>> START Data provided

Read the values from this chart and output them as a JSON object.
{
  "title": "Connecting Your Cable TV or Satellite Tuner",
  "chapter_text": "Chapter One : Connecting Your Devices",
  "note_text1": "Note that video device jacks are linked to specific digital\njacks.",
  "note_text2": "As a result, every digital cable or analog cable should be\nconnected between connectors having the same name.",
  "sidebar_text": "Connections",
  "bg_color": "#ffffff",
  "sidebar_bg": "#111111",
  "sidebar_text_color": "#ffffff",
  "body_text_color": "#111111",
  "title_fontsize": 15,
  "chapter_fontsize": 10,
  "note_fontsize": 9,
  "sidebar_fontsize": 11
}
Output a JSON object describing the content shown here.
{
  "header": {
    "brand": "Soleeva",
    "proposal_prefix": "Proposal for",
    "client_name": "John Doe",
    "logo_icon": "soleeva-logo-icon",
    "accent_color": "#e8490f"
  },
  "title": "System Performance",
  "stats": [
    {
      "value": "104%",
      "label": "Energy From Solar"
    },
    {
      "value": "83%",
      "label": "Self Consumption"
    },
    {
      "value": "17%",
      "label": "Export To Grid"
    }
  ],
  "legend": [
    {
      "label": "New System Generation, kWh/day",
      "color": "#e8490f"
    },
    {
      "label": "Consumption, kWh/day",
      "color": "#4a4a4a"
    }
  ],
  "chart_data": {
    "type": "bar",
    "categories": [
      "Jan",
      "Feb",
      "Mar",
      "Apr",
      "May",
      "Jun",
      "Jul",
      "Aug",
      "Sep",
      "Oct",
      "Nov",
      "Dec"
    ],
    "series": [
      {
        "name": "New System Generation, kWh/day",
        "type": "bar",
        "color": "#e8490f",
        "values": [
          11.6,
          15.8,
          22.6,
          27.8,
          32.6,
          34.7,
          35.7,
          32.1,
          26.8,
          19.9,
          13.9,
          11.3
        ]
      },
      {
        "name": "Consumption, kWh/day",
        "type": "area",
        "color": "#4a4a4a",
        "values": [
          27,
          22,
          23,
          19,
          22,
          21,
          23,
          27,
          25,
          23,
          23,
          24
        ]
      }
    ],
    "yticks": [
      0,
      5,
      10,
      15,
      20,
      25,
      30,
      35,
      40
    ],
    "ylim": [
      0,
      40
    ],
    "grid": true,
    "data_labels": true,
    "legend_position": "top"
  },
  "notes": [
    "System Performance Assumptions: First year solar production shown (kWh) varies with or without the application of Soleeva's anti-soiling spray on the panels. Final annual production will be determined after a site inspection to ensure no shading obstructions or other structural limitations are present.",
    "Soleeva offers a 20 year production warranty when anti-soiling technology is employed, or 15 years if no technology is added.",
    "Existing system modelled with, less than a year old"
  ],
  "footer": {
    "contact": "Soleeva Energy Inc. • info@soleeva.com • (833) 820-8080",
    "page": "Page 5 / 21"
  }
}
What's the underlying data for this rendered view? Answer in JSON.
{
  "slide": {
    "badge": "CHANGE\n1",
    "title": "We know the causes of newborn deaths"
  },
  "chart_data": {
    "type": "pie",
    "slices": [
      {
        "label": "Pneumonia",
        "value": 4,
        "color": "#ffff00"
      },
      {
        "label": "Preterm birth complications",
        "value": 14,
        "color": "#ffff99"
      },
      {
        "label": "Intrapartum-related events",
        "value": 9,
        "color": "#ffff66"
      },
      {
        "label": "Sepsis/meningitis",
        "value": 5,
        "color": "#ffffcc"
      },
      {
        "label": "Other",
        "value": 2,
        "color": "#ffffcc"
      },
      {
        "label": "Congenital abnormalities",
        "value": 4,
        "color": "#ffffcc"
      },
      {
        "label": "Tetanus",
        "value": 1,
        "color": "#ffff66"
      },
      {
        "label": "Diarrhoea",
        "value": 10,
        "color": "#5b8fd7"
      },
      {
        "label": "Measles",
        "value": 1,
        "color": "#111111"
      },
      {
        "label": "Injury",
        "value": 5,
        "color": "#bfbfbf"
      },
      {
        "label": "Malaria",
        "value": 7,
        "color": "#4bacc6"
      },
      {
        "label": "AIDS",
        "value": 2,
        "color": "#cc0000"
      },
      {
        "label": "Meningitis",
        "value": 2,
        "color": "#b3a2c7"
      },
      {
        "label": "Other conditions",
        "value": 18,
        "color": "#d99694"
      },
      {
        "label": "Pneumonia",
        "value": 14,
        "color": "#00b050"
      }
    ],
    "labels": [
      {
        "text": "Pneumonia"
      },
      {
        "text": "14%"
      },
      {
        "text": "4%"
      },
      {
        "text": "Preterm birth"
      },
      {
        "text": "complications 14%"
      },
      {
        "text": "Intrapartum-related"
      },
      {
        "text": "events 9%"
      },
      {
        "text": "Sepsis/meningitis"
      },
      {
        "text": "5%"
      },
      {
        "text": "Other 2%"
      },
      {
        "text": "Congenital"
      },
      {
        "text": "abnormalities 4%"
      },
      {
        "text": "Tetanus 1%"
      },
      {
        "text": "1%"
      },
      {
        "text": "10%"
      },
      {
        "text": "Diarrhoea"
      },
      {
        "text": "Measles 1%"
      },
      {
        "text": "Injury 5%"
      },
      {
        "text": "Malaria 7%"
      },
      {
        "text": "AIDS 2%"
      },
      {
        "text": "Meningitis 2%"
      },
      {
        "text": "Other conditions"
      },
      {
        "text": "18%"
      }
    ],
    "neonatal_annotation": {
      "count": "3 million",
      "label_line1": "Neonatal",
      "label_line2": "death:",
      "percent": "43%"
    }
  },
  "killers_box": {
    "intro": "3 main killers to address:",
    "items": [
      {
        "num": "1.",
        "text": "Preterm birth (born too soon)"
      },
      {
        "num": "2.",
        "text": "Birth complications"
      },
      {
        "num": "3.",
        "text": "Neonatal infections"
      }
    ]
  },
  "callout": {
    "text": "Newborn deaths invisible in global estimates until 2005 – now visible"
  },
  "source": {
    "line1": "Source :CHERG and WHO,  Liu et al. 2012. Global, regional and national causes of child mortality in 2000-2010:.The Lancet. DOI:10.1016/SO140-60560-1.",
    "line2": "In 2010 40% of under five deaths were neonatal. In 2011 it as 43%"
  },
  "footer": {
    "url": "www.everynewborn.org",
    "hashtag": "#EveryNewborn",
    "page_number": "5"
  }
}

>> END Data provided

The records above should all be quoted exactly, please.

Read the values from this chart and output them as a JSON object.
{
  "title": "Connecting Your Cable TV or Satellite Tuner",
  "chapter_text": "Chapter One : Connecting Your Devices",
  "note_text1": "Note that video device jacks are linked to specific digital\njacks.",
  "note_text2": "As a result, every digital cable or analog cable should be\nconnected between connectors having the same name.",
  "sidebar_text": "Connections",
  "bg_color": "#ffffff",
  "sidebar_bg": "#111111",
  "sidebar_text_color": "#ffffff",
  "body_text_color": "#111111",
  "title_fontsize": 15,
  "chapter_fontsize": 10,
  "note_fontsize": 9,
  "sidebar_fontsize": 11
}
Output a JSON object describing the content shown here.
{
  "header": {
    "brand": "Soleeva",
    "proposal_prefix": "Proposal for",
    "client_name": "John Doe",
    "logo_icon": "soleeva-logo-icon",
    "accent_color": "#e8490f"
  },
  "title": "System Performance",
  "stats": [
    {
      "value": "104%",
      "label": "Energy From Solar"
    },
    {
      "value": "83%",
      "label": "Self Consumption"
    },
    {
      "value": "17%",
      "label": "Export To Grid"
    }
  ],
  "legend": [
    {
      "label": "New System Generation, kWh/day",
      "color": "#e8490f"
    },
    {
      "label": "Consumption, kWh/day",
      "color": "#4a4a4a"
    }
  ],
  "chart_data": {
    "type": "bar",
    "categories": [
      "Jan",
      "Feb",
      "Mar",
      "Apr",
      "May",
      "Jun",
      "Jul",
      "Aug",
      "Sep",
      "Oct",
      "Nov",
      "Dec"
    ],
    "series": [
      {
        "name": "New System Generation, kWh/day",
        "type": "bar",
        "color": "#e8490f",
        "values": [
          11.6,
          15.8,
          22.6,
          27.8,
          32.6,
          34.7,
          35.7,
          32.1,
          26.8,
          19.9,
          13.9,
          11.3
        ]
      },
      {
        "name": "Consumption, kWh/day",
        "type": "area",
        "color": "#4a4a4a",
        "values": [
          27,
          22,
          23,
          19,
          22,
          21,
          23,
          27,
          25,
          23,
          23,
          24
        ]
      }
    ],
    "yticks": [
      0,
      5,
      10,
      15,
      20,
      25,
      30,
      35,
      40
    ],
    "ylim": [
      0,
      40
    ],
    "grid": true,
    "data_labels": true,
    "legend_position": "top"
  },
  "notes": [
    "System Performance Assumptions: First year solar production shown (kWh) varies with or without the application of Soleeva's anti-soiling spray on the panels. Final annual production will be determined after a site inspection to ensure no shading obstructions or other structural limitations are present.",
    "Soleeva offers a 20 year production warranty when anti-soiling technology is employed, or 15 years if no technology is added.",
    "Existing system modelled with, less than a year old"
  ],
  "footer": {
    "contact": "Soleeva Energy Inc. • info@soleeva.com • (833) 820-8080",
    "page": "Page 5 / 21"
  }
}
What's the underlying data for this rendered view? Answer in JSON.
{
  "slide": {
    "badge": "CHANGE\n1",
    "title": "We know the causes of newborn deaths"
  },
  "chart_data": {
    "type": "pie",
    "slices": [
      {
        "label": "Pneumonia",
        "value": 4,
        "color": "#ffff00"
      },
      {
        "label": "Preterm birth complications",
        "value": 14,
        "color": "#ffff99"
      },
      {
        "label": "Intrapartum-related events",
        "value": 9,
        "color": "#ffff66"
      },
      {
        "label": "Sepsis/meningitis",
        "value": 5,
        "color": "#ffffcc"
      },
      {
        "label": "Other",
        "value": 2,
        "color": "#ffffcc"
      },
      {
        "label": "Congenital abnormalities",
        "value": 4,
        "color": "#ffffcc"
      },
      {
        "label": "Tetanus",
        "value": 1,
        "color": "#ffff66"
      },
      {
        "label": "Diarrhoea",
        "value": 10,
        "color": "#5b8fd7"
      },
      {
        "label": "Measles",
        "value": 1,
        "color": "#111111"
      },
      {
        "label": "Injury",
        "value": 5,
        "color": "#bfbfbf"
      },
      {
        "label": "Malaria",
        "value": 7,
        "color": "#4bacc6"
      },
      {
        "label": "AIDS",
        "value": 2,
        "color": "#cc0000"
      },
      {
        "label": "Meningitis",
        "value": 2,
        "color": "#b3a2c7"
      },
      {
        "label": "Other conditions",
        "value": 18,
        "color": "#d99694"
      },
      {
        "label": "Pneumonia",
        "value": 14,
        "color": "#00b050"
      }
    ],
    "labels": [
      {
        "text": "Pneumonia"
      },
      {
        "text": "14%"
      },
      {
        "text": "4%"
      },
      {
        "text": "Preterm birth"
      },
      {
        "text": "complications 14%"
      },
      {
        "text": "Intrapartum-related"
      },
      {
        "text": "events 9%"
      },
      {
        "text": "Sepsis/meningitis"
      },
      {
        "text": "5%"
      },
      {
        "text": "Other 2%"
      },
      {
        "text": "Congenital"
      },
      {
        "text": "abnormalities 4%"
      },
      {
        "text": "Tetanus 1%"
      },
      {
        "text": "1%"
      },
      {
        "text": "10%"
      },
      {
        "text": "Diarrhoea"
      },
      {
        "text": "Measles 1%"
      },
      {
        "text": "Injury 5%"
      },
      {
        "text": "Malaria 7%"
      },
      {
        "text": "AIDS 2%"
      },
      {
        "text": "Meningitis 2%"
      },
      {
        "text": "Other conditions"
      },
      {
        "text": "18%"
      }
    ],
    "neonatal_annotation": {
      "count": "3 million",
      "label_line1": "Neonatal",
      "label_line2": "death:",
      "percent": "43%"
    }
  },
  "killers_box": {
    "intro": "3 main killers to address:",
    "items": [
      {
        "num": "1.",
        "text": "Preterm birth (born too soon)"
      },
      {
        "num": "2.",
        "text": "Birth complications"
      },
      {
        "num": "3.",
        "text": "Neonatal infections"
      }
    ]
  },
  "callout": {
    "text": "Newborn deaths invisible in global estimates until 2005 – now visible"
  },
  "source": {
    "line1": "Source :CHERG and WHO,  Liu et al. 2012. Global, regional and national causes of child mortality in 2000-2010:.The Lancet. DOI:10.1016/SO140-60560-1.",
    "line2": "In 2010 40% of under five deaths were neonatal. In 2011 it as 43%"
  },
  "footer": {
    "url": "www.everynewborn.org",
    "hashtag": "#EveryNewborn",
    "page_number": "5"
  }
}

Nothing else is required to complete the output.